=== Material shown ===
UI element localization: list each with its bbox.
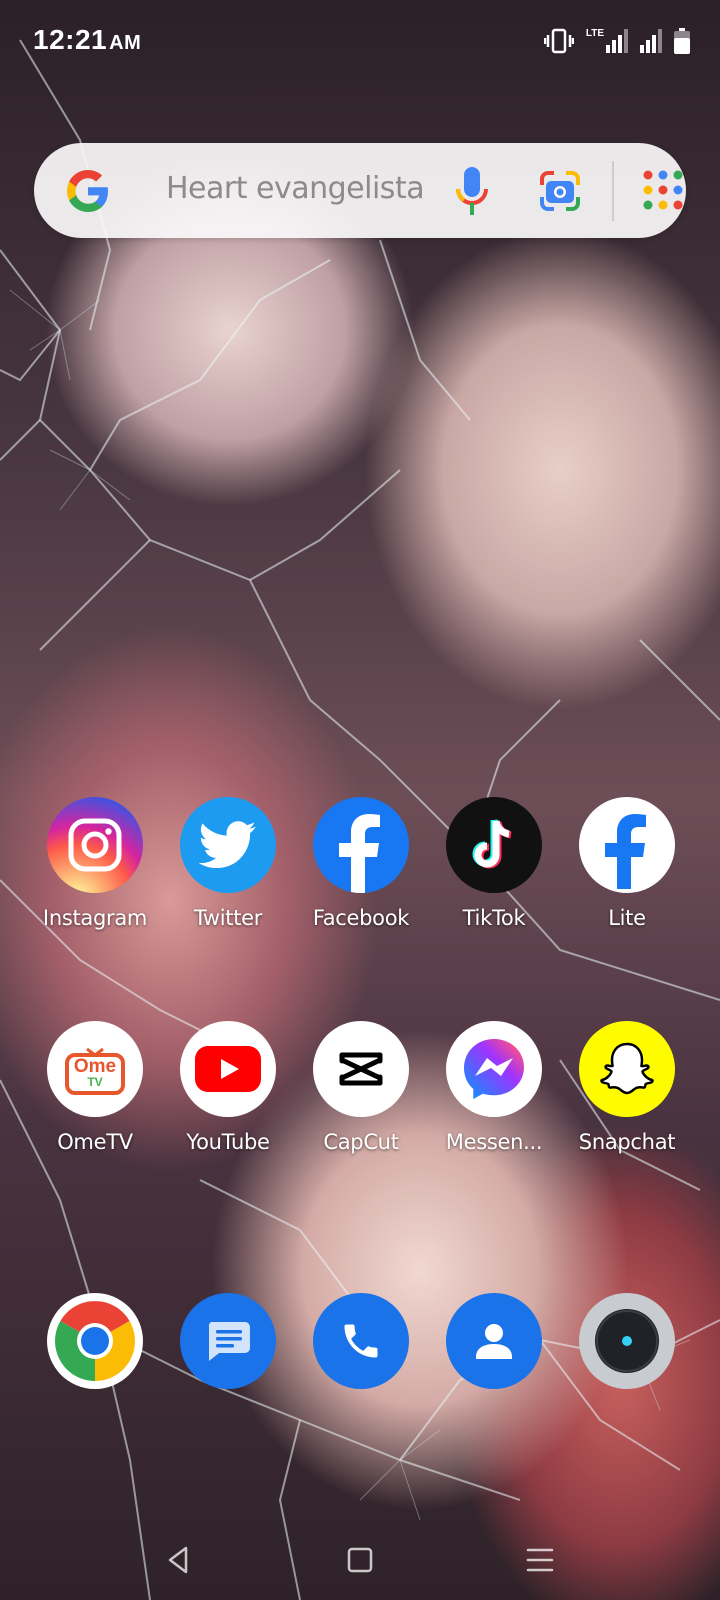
app-label: Facebook bbox=[312, 906, 410, 930]
app-ometv[interactable]: Ome TV OmeTV bbox=[33, 1021, 157, 1154]
mic-icon[interactable] bbox=[452, 163, 492, 219]
lte-signal-icon: LTE bbox=[586, 29, 628, 53]
dock-phone[interactable] bbox=[299, 1293, 423, 1389]
app-youtube[interactable]: YouTube bbox=[166, 1021, 290, 1154]
snapchat-icon bbox=[579, 1021, 675, 1117]
tiktok-icon bbox=[446, 797, 542, 893]
search-query-text[interactable]: Heart evangelista bbox=[166, 171, 425, 206]
status-time: 12:21 AM bbox=[33, 24, 141, 56]
home-icon[interactable] bbox=[340, 1540, 380, 1580]
clock-ampm: AM bbox=[109, 32, 142, 54]
facebook-icon bbox=[313, 797, 409, 893]
app-capcut[interactable]: CapCut bbox=[299, 1021, 423, 1154]
signal-bars-2-icon bbox=[640, 29, 662, 53]
chrome-icon bbox=[47, 1293, 143, 1389]
app-label: Lite bbox=[608, 906, 646, 930]
ometv-tv-shape: Ome TV bbox=[63, 1041, 127, 1097]
app-grid-icon[interactable] bbox=[642, 169, 684, 211]
app-label: CapCut bbox=[323, 1130, 399, 1154]
app-messenger[interactable]: Messen... bbox=[432, 1021, 556, 1154]
messages-icon bbox=[180, 1293, 276, 1389]
app-twitter[interactable]: Twitter bbox=[166, 797, 290, 930]
recents-icon[interactable] bbox=[520, 1540, 560, 1580]
status-bar: 12:21 AM LTE bbox=[0, 0, 720, 80]
dock-chrome[interactable] bbox=[33, 1293, 157, 1389]
app-label: Snapchat bbox=[578, 1130, 676, 1154]
dock-messages[interactable] bbox=[166, 1293, 290, 1389]
navigation-bar bbox=[0, 1520, 720, 1600]
capcut-icon bbox=[313, 1021, 409, 1117]
app-facebook[interactable]: Facebook bbox=[299, 797, 423, 930]
app-label: OmeTV bbox=[57, 1130, 133, 1154]
ometv-icon-text: Ome bbox=[73, 1056, 117, 1077]
back-icon[interactable] bbox=[158, 1540, 198, 1580]
app-facebook-lite[interactable]: Lite bbox=[565, 797, 689, 930]
status-icons: LTE bbox=[543, 28, 690, 54]
app-label: YouTube bbox=[186, 1130, 270, 1154]
network-label: LTE bbox=[585, 28, 604, 39]
instagram-icon bbox=[47, 797, 143, 893]
ometv-icon-subtext: TV bbox=[87, 1075, 103, 1089]
twitter-icon bbox=[180, 797, 276, 893]
app-tiktok[interactable]: TikTok bbox=[432, 797, 556, 930]
search-divider bbox=[612, 161, 614, 221]
clock-time: 12:21 bbox=[33, 24, 108, 55]
google-search-bar[interactable]: Heart evangelista bbox=[34, 143, 686, 238]
app-label: Instagram bbox=[42, 906, 148, 930]
app-snapchat[interactable]: Snapchat bbox=[565, 1021, 689, 1154]
phone-icon bbox=[313, 1293, 409, 1389]
lens-icon[interactable] bbox=[538, 169, 582, 213]
app-label: TikTok bbox=[462, 906, 526, 930]
signal-bars-1-icon bbox=[606, 29, 628, 53]
app-label: Twitter bbox=[193, 906, 263, 930]
app-instagram[interactable]: Instagram bbox=[33, 797, 157, 930]
camera-icon bbox=[579, 1293, 675, 1389]
facebook-lite-icon bbox=[579, 797, 675, 893]
app-label: Messen... bbox=[445, 1130, 543, 1154]
dock-contacts[interactable] bbox=[432, 1293, 556, 1389]
contacts-icon bbox=[446, 1293, 542, 1389]
youtube-icon bbox=[180, 1021, 276, 1117]
google-logo-icon bbox=[67, 170, 108, 212]
battery-icon bbox=[674, 28, 690, 54]
dock-camera[interactable] bbox=[565, 1293, 689, 1389]
vibrate-icon bbox=[543, 28, 574, 54]
ometv-icon: Ome TV bbox=[47, 1021, 143, 1117]
messenger-icon bbox=[446, 1021, 542, 1117]
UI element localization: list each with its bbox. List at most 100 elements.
===
Requirement:
State how many lines in the entries above contain the string "element", treating uppercase and lowercase as different. Reply with the number only.

In response:
2